- _YOUR GOAL_
Please print the lines starting with the line that contains "output-value: −0.5: [989, 447, 1089, 500]" and going on through the line that contains "table-row: reached −0.1", reproducing each one exactly as it appears.

- _LISTING_
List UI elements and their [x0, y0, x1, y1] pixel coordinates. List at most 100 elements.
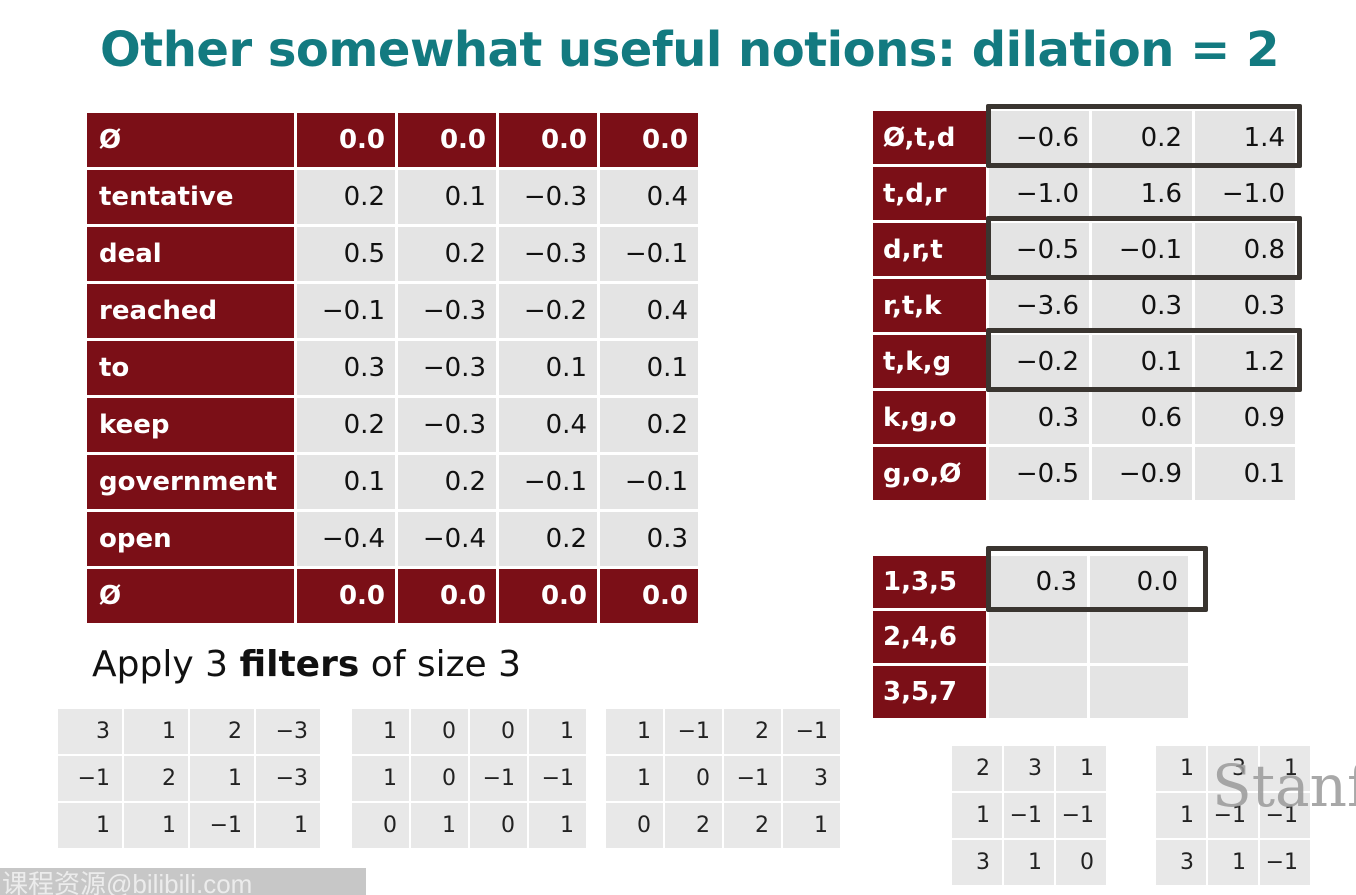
output-value: −0.5: [989, 447, 1089, 500]
filter-weight: 2: [724, 803, 781, 848]
empty-cell: [1090, 611, 1188, 663]
filter-weight: 1: [606, 709, 663, 754]
word-label: Ø: [87, 113, 294, 167]
filter-weight: 1: [190, 756, 254, 801]
output-value: 0.9: [1195, 391, 1295, 444]
output-value: 0.2: [1092, 111, 1192, 164]
vector-value: 0.1: [398, 170, 496, 224]
filter-weight: 0: [665, 756, 722, 801]
output-value: 1.4: [1195, 111, 1295, 164]
filters-caption: Apply 3 filters of size 3: [92, 644, 522, 685]
table-row: deal 0.5 0.2 −0.3 −0.1: [87, 227, 698, 281]
vector-value: 0.2: [600, 398, 698, 452]
slide-title: Other somewhat useful notions: dilation …: [100, 22, 1279, 78]
vector-value: 0.1: [600, 341, 698, 395]
table-row: government 0.1 0.2 −0.1 −0.1: [87, 455, 698, 509]
window-label: 2,4,6: [873, 611, 986, 663]
vector-value: 0.0: [297, 569, 395, 623]
window-label: d,r,t: [873, 223, 986, 276]
filter-weight: −1: [1260, 793, 1310, 838]
output-value: −0.9: [1092, 447, 1192, 500]
output-value: 0.8: [1195, 223, 1295, 276]
filter-weight: 3: [1156, 840, 1206, 885]
table-row: 3,5,7: [873, 666, 1188, 718]
filter-weight: 1: [952, 793, 1002, 838]
vector-value: −0.3: [499, 170, 597, 224]
filter-weight: −3: [256, 756, 320, 801]
vector-value: −0.3: [398, 398, 496, 452]
table-row: reached −0.1 −0.3 −0.2 0.4: [87, 284, 698, 338]
table-row: open −0.4 −0.4 0.2 0.3: [87, 512, 698, 566]
highlight-box-dilated-row-1: [986, 546, 1208, 612]
filter-weight: 1: [124, 709, 188, 754]
output-value: 0.1: [1092, 335, 1192, 388]
filter-weight: −1: [529, 756, 586, 801]
table-row: k,g,o 0.3 0.6 0.9: [873, 391, 1295, 444]
filter-weight: 2: [724, 709, 781, 754]
table-row: Ø 0.0 0.0 0.0 0.0: [87, 569, 698, 623]
window-label: t,k,g: [873, 335, 986, 388]
filter-weight: 1: [529, 709, 586, 754]
filter-matrix-3: 1 −1 2 −1 1 0 −1 3 0 2 2 1: [604, 707, 842, 850]
word-label: government: [87, 455, 294, 509]
table-row: 1 −1 −1: [952, 793, 1106, 838]
table-row: 1 −1 −1: [1156, 793, 1310, 838]
window-label: 1,3,5: [873, 556, 986, 608]
table-row: r,t,k −3.6 0.3 0.3: [873, 279, 1295, 332]
vector-value: 0.2: [398, 455, 496, 509]
output-value: 0.3: [989, 391, 1089, 444]
empty-cell: [989, 666, 1087, 718]
dilated-filter-matrix-1: 2 3 1 1 −1 −1 3 1 0: [950, 744, 1108, 887]
convolution-output-table: Ø,t,d −0.6 0.2 1.4 t,d,r −1.0 1.6 −1.0 d,r,t −0.5…: [870, 108, 1298, 503]
filter-weight: 1: [783, 803, 840, 848]
highlight-box-row-3: [986, 216, 1302, 280]
vector-value: 0.4: [600, 284, 698, 338]
filter-weight: 3: [58, 709, 122, 754]
filter-weight: 2: [665, 803, 722, 848]
filter-weight: −1: [1208, 793, 1258, 838]
table-row: Ø 0.0 0.0 0.0 0.0: [87, 113, 698, 167]
vector-value: 0.5: [297, 227, 395, 281]
filter-weight: 1: [1004, 840, 1054, 885]
filter-weight: −3: [256, 709, 320, 754]
vector-value: 0.2: [297, 398, 395, 452]
filter-weight: 1: [124, 803, 188, 848]
table-row: 1 −1 2 −1: [606, 709, 840, 754]
vector-value: −0.4: [398, 512, 496, 566]
vector-value: 0.2: [499, 512, 597, 566]
vector-value: 0.1: [297, 455, 395, 509]
vector-value: 0.0: [398, 569, 496, 623]
highlight-box-row-1: [986, 104, 1302, 168]
vector-value: 0.0: [297, 113, 395, 167]
table-row: g,o,Ø −0.5 −0.9 0.1: [873, 447, 1295, 500]
window-label: r,t,k: [873, 279, 986, 332]
filter-weight: 0: [352, 803, 409, 848]
vector-value: 0.2: [398, 227, 496, 281]
word-label: deal: [87, 227, 294, 281]
vector-value: 0.0: [499, 569, 597, 623]
output-value: −0.2: [989, 335, 1089, 388]
word-label: reached: [87, 284, 294, 338]
table-row: 3 1 −1: [1156, 840, 1310, 885]
filter-weight: 0: [1056, 840, 1106, 885]
table-row: to 0.3 −0.3 0.1 0.1: [87, 341, 698, 395]
filter-weight: 1: [352, 709, 409, 754]
filter-weight: 2: [190, 709, 254, 754]
filter-weight: 0: [470, 803, 527, 848]
output-value: −0.5: [989, 223, 1089, 276]
output-value: 0.3: [989, 556, 1087, 608]
output-value: 0.3: [1092, 279, 1192, 332]
window-label: k,g,o: [873, 391, 986, 444]
filter-weight: 1: [256, 803, 320, 848]
filter-weight: 1: [529, 803, 586, 848]
filter-weight: 1: [411, 803, 468, 848]
empty-cell: [1090, 666, 1188, 718]
table-row: 1,3,5 0.3 0.0: [873, 556, 1188, 608]
vector-value: 0.3: [600, 512, 698, 566]
vector-value: −0.3: [398, 284, 496, 338]
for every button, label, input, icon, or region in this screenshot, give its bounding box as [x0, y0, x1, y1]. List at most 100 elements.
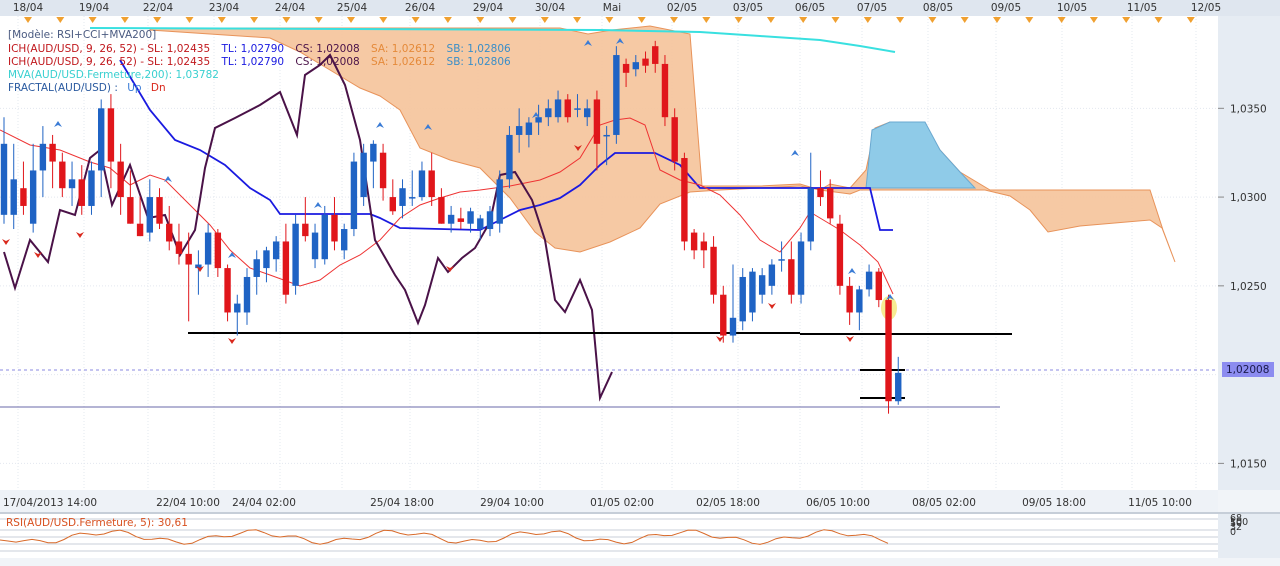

- _COMPLETE ANSWER_
output-value: −0.5: [989, 447, 1089, 500]
filter-weight: 2: [724, 803, 781, 848]
empty-cell: [1090, 611, 1188, 663]
filter-weight: 1: [606, 709, 663, 754]
word-label: Ø: [87, 113, 294, 167]
filter-weight: 1: [190, 756, 254, 801]
output-value: 0.9: [1195, 391, 1295, 444]
output-value: 0.2: [1092, 111, 1192, 164]
vector-value: 0.1: [398, 170, 496, 224]
filter-weight: 0: [665, 756, 722, 801]
output-value: 1.4: [1195, 111, 1295, 164]
filters-caption: Apply 3 filters of size 3: [92, 644, 522, 685]
table-row: deal 0.5 0.2 −0.3 −0.1: [87, 227, 698, 281]
vector-value: 0.2: [600, 398, 698, 452]
slide-title: Other somewhat useful notions: dilation …: [100, 22, 1279, 78]
vector-value: 0.1: [600, 341, 698, 395]
table-row: government 0.1 0.2 −0.1 −0.1: [87, 455, 698, 509]
window-label: 2,4,6: [873, 611, 986, 663]
vector-value: 0.0: [297, 569, 395, 623]
window-label: d,r,t: [873, 223, 986, 276]
filter-weight: −1: [1260, 793, 1310, 838]
output-value: −0.9: [1092, 447, 1192, 500]
output-value: 0.8: [1195, 223, 1295, 276]
filter-weight: 3: [1156, 840, 1206, 885]
table-row: 3,5,7: [873, 666, 1188, 718]
filter-weight: 1: [952, 793, 1002, 838]
vector-value: −0.3: [499, 170, 597, 224]
filter-weight: −3: [256, 756, 320, 801]
vector-value: −0.3: [398, 398, 496, 452]
table-row: reached −0.1 −0.3 −0.2 0.4: [87, 284, 698, 338]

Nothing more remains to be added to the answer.